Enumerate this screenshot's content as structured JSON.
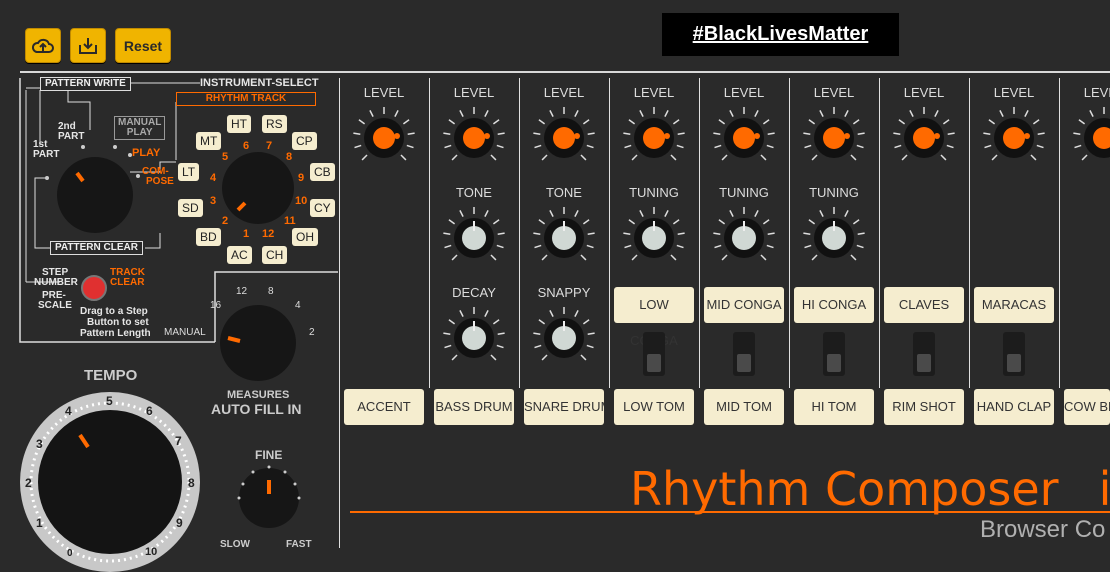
{
  "toolbar": {
    "upload_icon": "cloud-upload-icon",
    "download_icon": "download-icon",
    "reset_label": "Reset"
  },
  "banner": {
    "text": "#BlackLivesMatter"
  },
  "left": {
    "pattern_write": "PATTERN WRITE",
    "instrument_select": "INSTRUMENT-SELECT",
    "rhythm_track": "RHYTHM TRACK",
    "first_part_1": "1st",
    "first_part_2": "PART",
    "second_part_1": "2nd",
    "second_part_2": "PART",
    "manual_play_1": "MANUAL",
    "manual_play_2": "PLAY",
    "play": "PLAY",
    "compose_1": "COM-",
    "compose_2": "POSE",
    "pattern_clear": "PATTERN CLEAR",
    "step_number_1": "STEP",
    "step_number_2": "NUMBER",
    "prescale_1": "PRE-",
    "prescale_2": "SCALE",
    "track_clear_1": "TRACK",
    "track_clear_2": "CLEAR",
    "drag_hint_1": "Drag to a Step",
    "drag_hint_2": "Button to set",
    "drag_hint_3": "Pattern Length",
    "instruments": [
      "HT",
      "RS",
      "MT",
      "CP",
      "LT",
      "CB",
      "SD",
      "CY",
      "BD",
      "OH",
      "AC",
      "CH"
    ],
    "numbers": [
      "1",
      "2",
      "3",
      "4",
      "5",
      "6",
      "7",
      "8",
      "9",
      "10",
      "11",
      "12"
    ],
    "measures_label": "MEASURES",
    "auto_fill_in": "AUTO FILL IN",
    "measures_marks": [
      "16",
      "12",
      "8",
      "4",
      "2"
    ],
    "manual": "MANUAL",
    "tempo": "TEMPO",
    "tempo_marks": [
      "0",
      "1",
      "2",
      "3",
      "4",
      "5",
      "6",
      "7",
      "8",
      "9",
      "10"
    ],
    "fine": "FINE",
    "slow": "SLOW",
    "fast": "FAST"
  },
  "channels": [
    {
      "top": "LEVEL",
      "mid": "",
      "low": "",
      "pad": "ACCENT",
      "top_pad": ""
    },
    {
      "top": "LEVEL",
      "mid": "TONE",
      "low": "DECAY",
      "pad": "BASS DRUM",
      "top_pad": ""
    },
    {
      "top": "LEVEL",
      "mid": "TONE",
      "low": "SNAPPY",
      "pad": "SNARE DRUM",
      "top_pad": ""
    },
    {
      "top": "LEVEL",
      "mid": "TUNING",
      "low": "",
      "pad": "LOW TOM",
      "top_pad": "LOW CONGA"
    },
    {
      "top": "LEVEL",
      "mid": "TUNING",
      "low": "",
      "pad": "MID TOM",
      "top_pad": "MID CONGA"
    },
    {
      "top": "LEVEL",
      "mid": "TUNING",
      "low": "",
      "pad": "HI TOM",
      "top_pad": "HI CONGA"
    },
    {
      "top": "LEVEL",
      "mid": "",
      "low": "",
      "pad": "RIM SHOT",
      "top_pad": "CLAVES"
    },
    {
      "top": "LEVEL",
      "mid": "",
      "low": "",
      "pad": "HAND CLAP",
      "top_pad": "MARACAS"
    },
    {
      "top": "LEVEL",
      "mid": "",
      "low": "",
      "pad": "COW BELL",
      "top_pad": ""
    }
  ],
  "brand": {
    "title": "Rhythm Composer",
    "suffix": "iO",
    "subtitle": "Browser Co"
  },
  "colors": {
    "accent": "#ff6a00",
    "panel": "#2a2a2a",
    "pad": "#f5edcf",
    "button": "#f0b400"
  }
}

Exercise prompt:
State how many lines of the listing above hold the word "icon", with nothing but the number.

Task answer:
2